:: RECORDS SHOWN ::

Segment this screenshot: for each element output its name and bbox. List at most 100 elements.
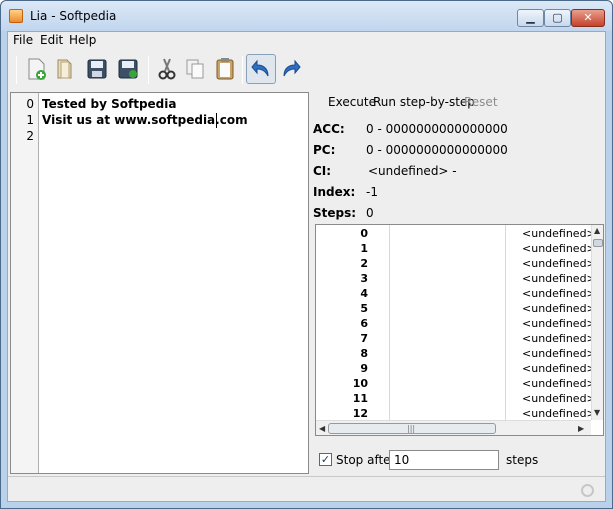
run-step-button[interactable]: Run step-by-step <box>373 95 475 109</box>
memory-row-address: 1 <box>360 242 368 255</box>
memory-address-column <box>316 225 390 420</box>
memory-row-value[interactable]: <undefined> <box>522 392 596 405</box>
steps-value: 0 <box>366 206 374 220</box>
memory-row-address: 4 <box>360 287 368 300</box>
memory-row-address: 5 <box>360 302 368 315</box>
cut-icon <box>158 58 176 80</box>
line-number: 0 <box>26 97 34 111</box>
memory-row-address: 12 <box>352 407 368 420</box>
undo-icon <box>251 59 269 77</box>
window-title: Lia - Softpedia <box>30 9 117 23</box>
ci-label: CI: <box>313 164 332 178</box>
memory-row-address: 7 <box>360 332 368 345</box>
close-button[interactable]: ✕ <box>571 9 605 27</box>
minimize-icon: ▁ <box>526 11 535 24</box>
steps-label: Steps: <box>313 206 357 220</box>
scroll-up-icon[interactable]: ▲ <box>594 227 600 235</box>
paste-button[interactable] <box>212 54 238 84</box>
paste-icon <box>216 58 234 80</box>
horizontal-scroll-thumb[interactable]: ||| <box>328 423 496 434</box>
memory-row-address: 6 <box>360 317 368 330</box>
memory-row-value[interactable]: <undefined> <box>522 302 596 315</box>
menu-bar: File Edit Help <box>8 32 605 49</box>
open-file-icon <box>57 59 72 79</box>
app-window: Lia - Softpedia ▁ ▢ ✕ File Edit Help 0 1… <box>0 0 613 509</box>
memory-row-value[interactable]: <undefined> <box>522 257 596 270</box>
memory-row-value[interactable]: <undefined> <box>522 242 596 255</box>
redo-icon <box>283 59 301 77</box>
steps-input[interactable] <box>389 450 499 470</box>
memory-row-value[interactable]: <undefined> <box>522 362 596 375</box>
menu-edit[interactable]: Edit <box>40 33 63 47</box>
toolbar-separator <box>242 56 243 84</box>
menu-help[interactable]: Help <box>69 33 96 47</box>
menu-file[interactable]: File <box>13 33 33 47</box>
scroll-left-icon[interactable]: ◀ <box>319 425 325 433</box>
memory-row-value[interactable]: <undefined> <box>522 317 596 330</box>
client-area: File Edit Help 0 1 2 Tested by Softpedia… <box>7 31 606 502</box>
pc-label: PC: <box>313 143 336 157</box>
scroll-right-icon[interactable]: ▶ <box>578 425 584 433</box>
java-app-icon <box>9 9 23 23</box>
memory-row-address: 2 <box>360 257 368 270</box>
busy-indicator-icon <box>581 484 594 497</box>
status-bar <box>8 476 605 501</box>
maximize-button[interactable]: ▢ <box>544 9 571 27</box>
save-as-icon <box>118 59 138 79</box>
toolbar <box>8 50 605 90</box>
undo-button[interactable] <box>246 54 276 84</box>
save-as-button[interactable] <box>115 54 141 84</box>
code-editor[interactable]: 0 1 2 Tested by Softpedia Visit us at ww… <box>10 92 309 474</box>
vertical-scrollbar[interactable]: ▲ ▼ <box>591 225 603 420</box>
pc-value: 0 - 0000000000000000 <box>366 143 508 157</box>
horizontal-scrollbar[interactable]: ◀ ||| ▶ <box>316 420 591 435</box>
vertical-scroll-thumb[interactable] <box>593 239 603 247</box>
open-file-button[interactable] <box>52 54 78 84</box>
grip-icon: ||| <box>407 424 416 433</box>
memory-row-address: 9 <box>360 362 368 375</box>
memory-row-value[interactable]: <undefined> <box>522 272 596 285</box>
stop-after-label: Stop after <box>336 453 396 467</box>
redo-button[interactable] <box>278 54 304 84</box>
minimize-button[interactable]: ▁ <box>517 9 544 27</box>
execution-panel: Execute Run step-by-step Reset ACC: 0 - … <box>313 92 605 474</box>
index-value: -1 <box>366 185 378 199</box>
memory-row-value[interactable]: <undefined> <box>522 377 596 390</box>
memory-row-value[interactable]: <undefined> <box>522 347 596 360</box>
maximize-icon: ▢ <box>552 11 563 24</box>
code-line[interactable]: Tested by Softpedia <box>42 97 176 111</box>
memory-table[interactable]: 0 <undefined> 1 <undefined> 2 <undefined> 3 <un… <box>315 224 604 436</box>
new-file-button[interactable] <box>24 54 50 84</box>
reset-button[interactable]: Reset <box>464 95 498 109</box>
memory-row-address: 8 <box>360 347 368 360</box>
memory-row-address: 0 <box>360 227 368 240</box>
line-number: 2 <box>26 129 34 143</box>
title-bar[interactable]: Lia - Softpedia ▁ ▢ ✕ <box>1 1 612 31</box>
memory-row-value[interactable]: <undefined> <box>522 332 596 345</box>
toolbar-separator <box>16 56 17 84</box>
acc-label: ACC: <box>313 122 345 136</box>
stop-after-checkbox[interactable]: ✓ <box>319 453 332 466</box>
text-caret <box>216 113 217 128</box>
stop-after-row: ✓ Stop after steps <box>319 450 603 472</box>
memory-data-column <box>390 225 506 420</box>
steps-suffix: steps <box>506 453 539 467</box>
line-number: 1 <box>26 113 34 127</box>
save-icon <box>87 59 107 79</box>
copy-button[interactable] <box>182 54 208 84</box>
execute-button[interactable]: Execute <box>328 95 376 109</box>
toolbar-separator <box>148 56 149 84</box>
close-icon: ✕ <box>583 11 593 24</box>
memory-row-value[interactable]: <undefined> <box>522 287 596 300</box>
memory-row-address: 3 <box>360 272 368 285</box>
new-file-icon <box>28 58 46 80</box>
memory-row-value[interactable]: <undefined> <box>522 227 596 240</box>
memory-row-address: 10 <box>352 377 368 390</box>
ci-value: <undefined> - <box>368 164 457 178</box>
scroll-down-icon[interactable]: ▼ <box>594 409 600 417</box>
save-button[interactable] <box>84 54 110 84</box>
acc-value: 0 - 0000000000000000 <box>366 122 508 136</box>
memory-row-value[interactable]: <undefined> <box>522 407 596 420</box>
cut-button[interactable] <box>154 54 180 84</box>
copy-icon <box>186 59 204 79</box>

:::
:: RECORDS SHOWN ::

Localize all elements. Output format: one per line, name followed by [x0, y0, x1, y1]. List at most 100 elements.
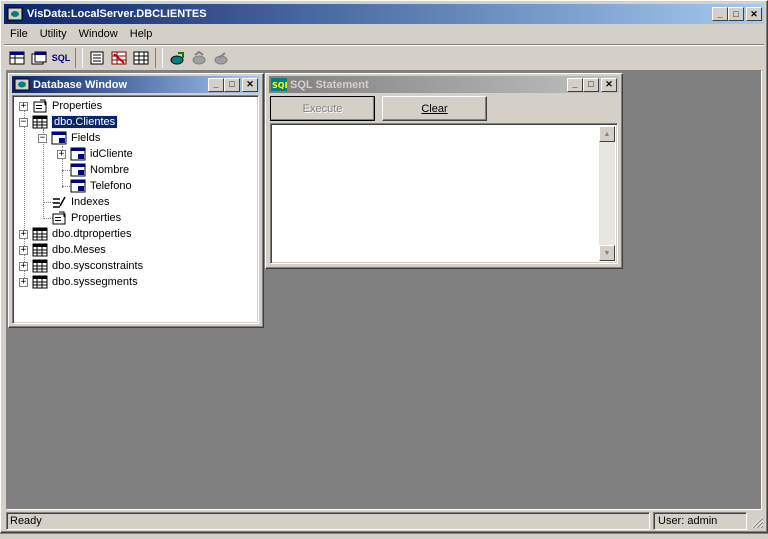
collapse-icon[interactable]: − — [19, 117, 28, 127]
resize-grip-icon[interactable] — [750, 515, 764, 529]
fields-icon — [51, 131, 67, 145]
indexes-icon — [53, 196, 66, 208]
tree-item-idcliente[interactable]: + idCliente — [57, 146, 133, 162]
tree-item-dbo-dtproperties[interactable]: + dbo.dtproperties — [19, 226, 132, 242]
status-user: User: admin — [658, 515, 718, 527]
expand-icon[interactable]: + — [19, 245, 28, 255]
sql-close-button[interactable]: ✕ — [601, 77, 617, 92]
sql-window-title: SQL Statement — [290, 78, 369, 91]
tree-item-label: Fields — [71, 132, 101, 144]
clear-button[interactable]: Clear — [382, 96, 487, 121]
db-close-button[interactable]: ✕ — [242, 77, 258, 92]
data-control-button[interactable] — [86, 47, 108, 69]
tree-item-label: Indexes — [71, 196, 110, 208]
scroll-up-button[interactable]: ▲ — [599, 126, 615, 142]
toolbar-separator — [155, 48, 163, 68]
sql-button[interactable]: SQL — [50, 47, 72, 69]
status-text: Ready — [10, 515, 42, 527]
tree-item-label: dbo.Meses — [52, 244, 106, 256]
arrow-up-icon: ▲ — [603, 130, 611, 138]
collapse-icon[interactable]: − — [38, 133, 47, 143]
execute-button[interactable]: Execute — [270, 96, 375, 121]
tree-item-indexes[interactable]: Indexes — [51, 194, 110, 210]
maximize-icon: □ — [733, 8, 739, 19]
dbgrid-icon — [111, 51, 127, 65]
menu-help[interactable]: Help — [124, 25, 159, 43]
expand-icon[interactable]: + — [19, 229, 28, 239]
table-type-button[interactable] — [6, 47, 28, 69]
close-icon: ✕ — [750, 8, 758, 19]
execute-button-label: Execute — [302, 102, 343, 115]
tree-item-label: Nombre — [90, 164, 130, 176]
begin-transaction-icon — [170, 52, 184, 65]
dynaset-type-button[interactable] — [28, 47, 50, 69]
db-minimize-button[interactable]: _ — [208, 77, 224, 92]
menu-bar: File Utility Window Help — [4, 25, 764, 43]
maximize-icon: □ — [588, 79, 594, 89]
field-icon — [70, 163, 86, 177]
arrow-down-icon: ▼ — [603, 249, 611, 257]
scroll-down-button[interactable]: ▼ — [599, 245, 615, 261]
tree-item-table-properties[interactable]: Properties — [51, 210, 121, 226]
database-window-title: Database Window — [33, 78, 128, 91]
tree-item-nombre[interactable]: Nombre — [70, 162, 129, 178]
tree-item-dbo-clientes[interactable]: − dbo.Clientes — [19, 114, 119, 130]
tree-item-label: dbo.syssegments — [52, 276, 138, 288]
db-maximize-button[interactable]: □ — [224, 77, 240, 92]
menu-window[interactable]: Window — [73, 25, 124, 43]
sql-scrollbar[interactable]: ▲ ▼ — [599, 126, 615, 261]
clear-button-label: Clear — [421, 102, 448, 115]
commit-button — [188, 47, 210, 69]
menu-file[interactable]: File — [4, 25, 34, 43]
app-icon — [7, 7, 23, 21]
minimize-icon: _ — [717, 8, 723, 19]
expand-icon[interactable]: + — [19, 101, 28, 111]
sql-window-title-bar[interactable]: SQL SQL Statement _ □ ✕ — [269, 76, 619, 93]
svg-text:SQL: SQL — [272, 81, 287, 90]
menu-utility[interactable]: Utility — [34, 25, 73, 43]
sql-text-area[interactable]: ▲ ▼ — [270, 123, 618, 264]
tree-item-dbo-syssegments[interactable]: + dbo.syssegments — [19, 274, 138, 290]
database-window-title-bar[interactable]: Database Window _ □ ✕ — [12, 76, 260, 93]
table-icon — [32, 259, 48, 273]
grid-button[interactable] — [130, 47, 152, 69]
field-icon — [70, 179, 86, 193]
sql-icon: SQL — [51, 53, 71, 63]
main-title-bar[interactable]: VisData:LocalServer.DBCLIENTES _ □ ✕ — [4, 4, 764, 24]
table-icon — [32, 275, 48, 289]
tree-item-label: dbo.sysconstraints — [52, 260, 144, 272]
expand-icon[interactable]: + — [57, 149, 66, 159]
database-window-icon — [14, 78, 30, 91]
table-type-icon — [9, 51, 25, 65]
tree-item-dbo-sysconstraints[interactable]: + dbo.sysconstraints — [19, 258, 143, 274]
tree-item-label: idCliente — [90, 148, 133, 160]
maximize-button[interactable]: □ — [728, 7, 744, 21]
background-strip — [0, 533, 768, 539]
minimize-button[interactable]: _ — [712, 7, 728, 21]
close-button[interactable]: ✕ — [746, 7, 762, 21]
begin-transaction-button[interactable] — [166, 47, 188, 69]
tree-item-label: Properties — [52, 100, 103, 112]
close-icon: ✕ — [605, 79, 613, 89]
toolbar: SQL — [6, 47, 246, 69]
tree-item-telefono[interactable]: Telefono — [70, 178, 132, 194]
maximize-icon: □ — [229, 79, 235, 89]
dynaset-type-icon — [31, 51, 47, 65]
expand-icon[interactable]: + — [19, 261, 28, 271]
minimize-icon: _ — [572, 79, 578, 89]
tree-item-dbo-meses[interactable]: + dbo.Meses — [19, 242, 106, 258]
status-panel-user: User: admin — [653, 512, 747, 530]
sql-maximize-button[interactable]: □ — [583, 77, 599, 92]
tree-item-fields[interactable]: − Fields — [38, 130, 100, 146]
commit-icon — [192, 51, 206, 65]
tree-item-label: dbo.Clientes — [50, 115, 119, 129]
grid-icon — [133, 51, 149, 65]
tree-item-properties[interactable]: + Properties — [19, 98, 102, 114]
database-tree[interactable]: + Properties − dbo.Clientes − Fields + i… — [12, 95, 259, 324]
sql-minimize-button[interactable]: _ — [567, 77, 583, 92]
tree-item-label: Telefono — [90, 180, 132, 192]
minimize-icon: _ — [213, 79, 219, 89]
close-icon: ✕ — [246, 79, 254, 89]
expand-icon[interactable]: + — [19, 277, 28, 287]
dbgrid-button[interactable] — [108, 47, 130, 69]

:::

= WHAT YOU SHOULD DO =
Count how many lines above contain the string "minimize", and reply with the number alone.

= TASK ANSWER =
8